## TASK ITEM
In the passage on learner motivation, which attention strategies of Keller's ARCS model does curiosity align with?

## PASSAGE SHOWN
= Beginning of Section =

Learners who accomplish challenges of intermediate difficulty perceive their competence, “which raises their self-efficacy and perceived control over outcomes.” (Schunk, et al., 2014, pg. 268). Keller’s (1987) ARCS model describes the attainment of self-confidence as allowing “students opportunity to become increasingly independent in learning.” (pg. 5). This independence, which can be expressed as a “desire for autonomy”, (Schunk, et al., 2014, pg. 256), is a quality of intrinsic motivation.

Curiosity

Learners who become curious are engaged in their learning as they become intrinsically motivated “to seek understanding and resolve the discrepancy.” (Schunk, et al., 2014, pg. 268). Curiosity aligns with Keller’s (1987) ARCS model in the attention strategies of incongruity and inquiry.

= End of Section =

## DATA TO EXAMINE
= Beginning of Section =

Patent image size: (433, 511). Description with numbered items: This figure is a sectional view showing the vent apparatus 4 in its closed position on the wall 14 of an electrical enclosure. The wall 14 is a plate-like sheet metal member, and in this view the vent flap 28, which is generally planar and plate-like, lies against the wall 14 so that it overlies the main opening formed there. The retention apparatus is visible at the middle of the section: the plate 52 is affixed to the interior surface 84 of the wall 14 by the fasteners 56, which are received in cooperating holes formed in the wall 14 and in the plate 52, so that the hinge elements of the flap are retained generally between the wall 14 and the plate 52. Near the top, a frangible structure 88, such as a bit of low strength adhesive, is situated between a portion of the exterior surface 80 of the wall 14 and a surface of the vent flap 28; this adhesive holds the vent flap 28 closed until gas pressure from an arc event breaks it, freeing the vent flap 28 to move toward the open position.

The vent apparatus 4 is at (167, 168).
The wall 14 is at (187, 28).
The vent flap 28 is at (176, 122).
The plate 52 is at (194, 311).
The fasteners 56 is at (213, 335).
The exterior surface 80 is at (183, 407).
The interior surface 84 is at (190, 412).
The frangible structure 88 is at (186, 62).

= End of Section =

## ANSWER BOX
Incongruity and inquiry.